— START OF DATA PROVIDED —
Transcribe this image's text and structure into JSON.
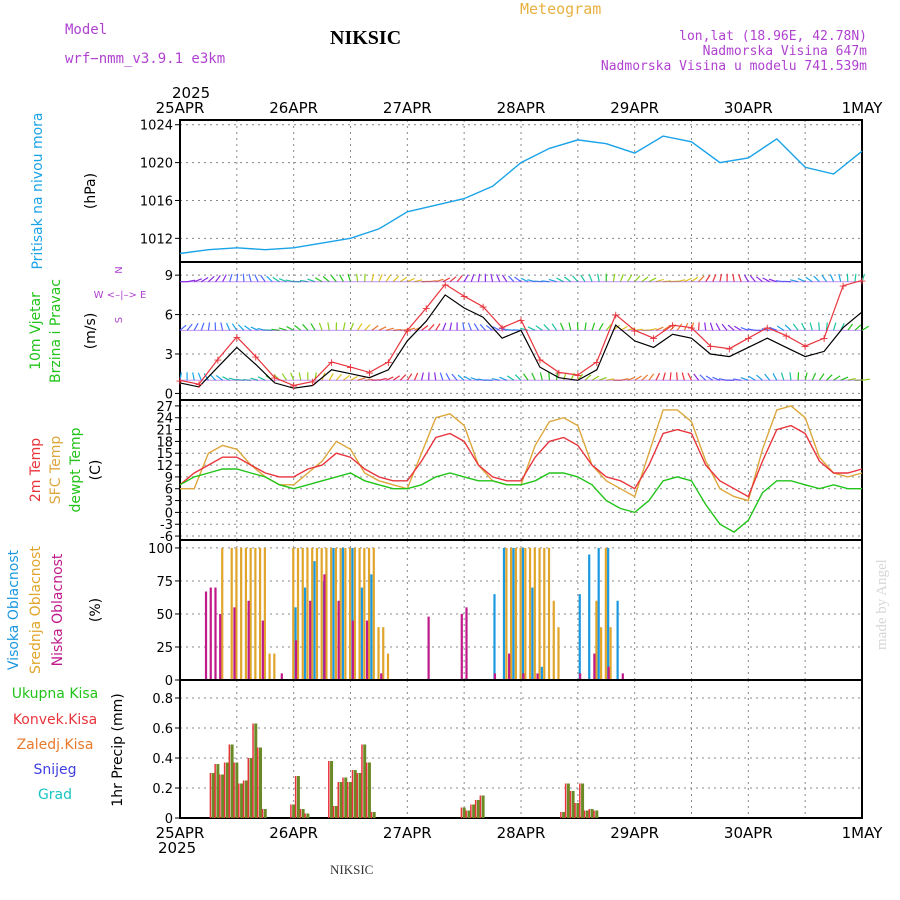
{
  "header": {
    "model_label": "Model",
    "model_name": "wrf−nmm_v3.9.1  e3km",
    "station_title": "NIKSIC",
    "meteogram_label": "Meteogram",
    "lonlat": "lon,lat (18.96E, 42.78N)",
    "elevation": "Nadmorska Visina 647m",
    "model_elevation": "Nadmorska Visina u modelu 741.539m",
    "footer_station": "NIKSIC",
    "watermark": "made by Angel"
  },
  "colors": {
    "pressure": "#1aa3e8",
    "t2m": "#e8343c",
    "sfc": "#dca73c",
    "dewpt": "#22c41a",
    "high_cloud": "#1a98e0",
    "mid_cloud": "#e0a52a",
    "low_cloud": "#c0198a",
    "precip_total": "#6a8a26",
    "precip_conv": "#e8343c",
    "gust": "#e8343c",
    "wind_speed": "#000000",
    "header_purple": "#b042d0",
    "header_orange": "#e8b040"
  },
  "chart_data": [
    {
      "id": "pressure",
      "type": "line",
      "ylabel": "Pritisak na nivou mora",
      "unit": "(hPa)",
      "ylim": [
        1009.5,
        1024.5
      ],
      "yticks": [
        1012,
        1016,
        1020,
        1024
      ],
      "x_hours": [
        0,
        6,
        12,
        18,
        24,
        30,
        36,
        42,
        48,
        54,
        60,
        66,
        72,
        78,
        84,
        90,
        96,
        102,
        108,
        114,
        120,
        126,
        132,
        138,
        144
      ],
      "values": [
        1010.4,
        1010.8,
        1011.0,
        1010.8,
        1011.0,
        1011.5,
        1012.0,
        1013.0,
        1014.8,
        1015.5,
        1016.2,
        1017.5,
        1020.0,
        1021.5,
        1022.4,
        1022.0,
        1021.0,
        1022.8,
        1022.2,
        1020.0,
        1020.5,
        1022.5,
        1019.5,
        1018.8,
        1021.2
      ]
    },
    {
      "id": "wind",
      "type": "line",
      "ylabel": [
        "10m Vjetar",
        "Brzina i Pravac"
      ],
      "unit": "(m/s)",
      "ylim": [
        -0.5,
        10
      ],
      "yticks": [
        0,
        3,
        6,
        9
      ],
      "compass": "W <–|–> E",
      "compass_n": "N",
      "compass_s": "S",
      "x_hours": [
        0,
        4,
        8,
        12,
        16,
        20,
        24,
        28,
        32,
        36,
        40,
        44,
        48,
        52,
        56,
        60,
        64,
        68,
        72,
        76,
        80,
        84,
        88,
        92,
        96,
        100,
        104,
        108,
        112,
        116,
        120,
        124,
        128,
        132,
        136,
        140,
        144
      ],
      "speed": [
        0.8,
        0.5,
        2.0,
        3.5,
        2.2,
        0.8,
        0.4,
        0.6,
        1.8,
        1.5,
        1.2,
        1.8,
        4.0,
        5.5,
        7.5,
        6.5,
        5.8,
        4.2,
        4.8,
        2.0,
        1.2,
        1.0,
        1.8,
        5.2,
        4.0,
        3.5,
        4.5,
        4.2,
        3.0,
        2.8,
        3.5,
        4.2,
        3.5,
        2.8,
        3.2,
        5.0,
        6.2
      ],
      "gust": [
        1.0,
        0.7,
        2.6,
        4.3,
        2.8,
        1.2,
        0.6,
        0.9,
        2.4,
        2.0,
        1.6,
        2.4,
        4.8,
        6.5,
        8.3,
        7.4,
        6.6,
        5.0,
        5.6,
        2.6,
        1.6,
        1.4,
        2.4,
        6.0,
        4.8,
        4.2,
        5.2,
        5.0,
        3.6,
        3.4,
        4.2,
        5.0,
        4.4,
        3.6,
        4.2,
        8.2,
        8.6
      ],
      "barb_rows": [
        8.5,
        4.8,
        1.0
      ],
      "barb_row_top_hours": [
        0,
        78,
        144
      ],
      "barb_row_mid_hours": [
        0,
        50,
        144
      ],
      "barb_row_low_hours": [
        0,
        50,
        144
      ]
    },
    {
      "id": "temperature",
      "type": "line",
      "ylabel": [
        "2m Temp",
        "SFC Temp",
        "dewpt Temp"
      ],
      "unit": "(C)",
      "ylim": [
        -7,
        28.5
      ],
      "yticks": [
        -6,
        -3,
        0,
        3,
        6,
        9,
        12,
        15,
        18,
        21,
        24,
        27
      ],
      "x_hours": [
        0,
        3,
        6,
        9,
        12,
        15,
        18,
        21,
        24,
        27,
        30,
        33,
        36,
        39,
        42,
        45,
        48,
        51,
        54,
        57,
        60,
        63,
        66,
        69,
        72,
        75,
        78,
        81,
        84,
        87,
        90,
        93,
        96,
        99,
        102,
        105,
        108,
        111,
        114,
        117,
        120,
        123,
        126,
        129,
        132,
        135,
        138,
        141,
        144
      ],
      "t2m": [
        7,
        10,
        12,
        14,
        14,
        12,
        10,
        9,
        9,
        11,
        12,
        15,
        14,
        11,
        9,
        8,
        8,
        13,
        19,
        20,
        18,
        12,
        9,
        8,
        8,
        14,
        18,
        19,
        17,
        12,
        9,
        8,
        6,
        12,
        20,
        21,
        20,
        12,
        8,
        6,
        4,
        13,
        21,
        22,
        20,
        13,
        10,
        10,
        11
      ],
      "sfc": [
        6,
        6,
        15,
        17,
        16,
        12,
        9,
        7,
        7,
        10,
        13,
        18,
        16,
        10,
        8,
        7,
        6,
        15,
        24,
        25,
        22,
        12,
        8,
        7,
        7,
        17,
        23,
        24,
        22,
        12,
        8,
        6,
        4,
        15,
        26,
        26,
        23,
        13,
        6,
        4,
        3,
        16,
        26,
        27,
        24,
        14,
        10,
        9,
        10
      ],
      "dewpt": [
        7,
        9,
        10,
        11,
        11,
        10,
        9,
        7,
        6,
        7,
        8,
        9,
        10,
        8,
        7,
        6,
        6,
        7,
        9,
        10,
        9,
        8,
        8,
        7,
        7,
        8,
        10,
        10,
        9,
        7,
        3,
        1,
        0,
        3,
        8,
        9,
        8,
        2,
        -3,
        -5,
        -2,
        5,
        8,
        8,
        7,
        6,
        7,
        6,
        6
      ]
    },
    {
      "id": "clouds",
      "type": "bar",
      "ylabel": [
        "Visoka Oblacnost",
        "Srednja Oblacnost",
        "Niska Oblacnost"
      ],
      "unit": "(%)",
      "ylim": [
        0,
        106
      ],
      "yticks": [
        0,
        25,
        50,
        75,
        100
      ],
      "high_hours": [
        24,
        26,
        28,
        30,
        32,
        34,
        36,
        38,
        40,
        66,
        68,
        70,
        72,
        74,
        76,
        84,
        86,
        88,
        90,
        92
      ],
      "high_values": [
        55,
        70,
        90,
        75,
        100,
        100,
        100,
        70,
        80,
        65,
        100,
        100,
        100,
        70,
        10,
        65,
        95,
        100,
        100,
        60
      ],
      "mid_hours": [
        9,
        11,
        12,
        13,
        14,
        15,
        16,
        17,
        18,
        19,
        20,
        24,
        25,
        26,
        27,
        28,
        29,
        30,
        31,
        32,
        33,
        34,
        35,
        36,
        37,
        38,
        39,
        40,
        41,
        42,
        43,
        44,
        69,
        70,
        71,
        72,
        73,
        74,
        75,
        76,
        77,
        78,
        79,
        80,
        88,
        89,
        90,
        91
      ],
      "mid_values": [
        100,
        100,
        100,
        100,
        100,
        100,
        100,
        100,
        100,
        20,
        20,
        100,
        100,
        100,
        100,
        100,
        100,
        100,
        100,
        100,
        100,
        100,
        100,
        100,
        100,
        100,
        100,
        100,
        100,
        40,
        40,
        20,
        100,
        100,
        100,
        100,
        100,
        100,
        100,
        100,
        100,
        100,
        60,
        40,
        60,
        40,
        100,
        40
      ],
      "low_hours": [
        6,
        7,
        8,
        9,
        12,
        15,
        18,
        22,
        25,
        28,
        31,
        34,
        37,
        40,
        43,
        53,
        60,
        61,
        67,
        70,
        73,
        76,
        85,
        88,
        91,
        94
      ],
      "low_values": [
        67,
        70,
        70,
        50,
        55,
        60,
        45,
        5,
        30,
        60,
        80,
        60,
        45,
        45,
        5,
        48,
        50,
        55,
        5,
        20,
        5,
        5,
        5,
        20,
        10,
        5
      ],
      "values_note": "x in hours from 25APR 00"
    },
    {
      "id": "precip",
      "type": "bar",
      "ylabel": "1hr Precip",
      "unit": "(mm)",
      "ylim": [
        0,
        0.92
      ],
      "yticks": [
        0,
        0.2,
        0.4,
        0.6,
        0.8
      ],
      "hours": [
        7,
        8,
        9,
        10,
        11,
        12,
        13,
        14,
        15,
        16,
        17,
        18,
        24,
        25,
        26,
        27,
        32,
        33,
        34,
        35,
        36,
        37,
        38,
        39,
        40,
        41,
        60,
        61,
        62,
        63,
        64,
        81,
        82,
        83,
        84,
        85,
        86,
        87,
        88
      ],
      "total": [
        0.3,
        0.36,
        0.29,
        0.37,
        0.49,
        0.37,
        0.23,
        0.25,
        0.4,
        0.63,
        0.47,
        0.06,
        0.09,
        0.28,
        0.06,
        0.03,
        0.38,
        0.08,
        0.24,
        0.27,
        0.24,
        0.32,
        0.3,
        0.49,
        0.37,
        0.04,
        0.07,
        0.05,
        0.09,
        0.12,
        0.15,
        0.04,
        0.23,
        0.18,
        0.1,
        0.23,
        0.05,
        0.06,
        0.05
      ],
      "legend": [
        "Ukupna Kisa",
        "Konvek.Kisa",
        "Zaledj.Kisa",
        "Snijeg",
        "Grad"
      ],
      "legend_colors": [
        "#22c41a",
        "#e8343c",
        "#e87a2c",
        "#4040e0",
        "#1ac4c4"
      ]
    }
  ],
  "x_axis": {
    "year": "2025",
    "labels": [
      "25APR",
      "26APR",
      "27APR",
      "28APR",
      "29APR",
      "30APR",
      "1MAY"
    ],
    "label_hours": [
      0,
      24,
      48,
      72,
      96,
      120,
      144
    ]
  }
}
— END OF DATA PROVIDED —
REQUIRED WORK: Identify all lines in the records above with the word "NIKSIC".

FINISHED EXERCISE:
    "station_title": "NIKSIC",
    "footer_station": "NIKSIC",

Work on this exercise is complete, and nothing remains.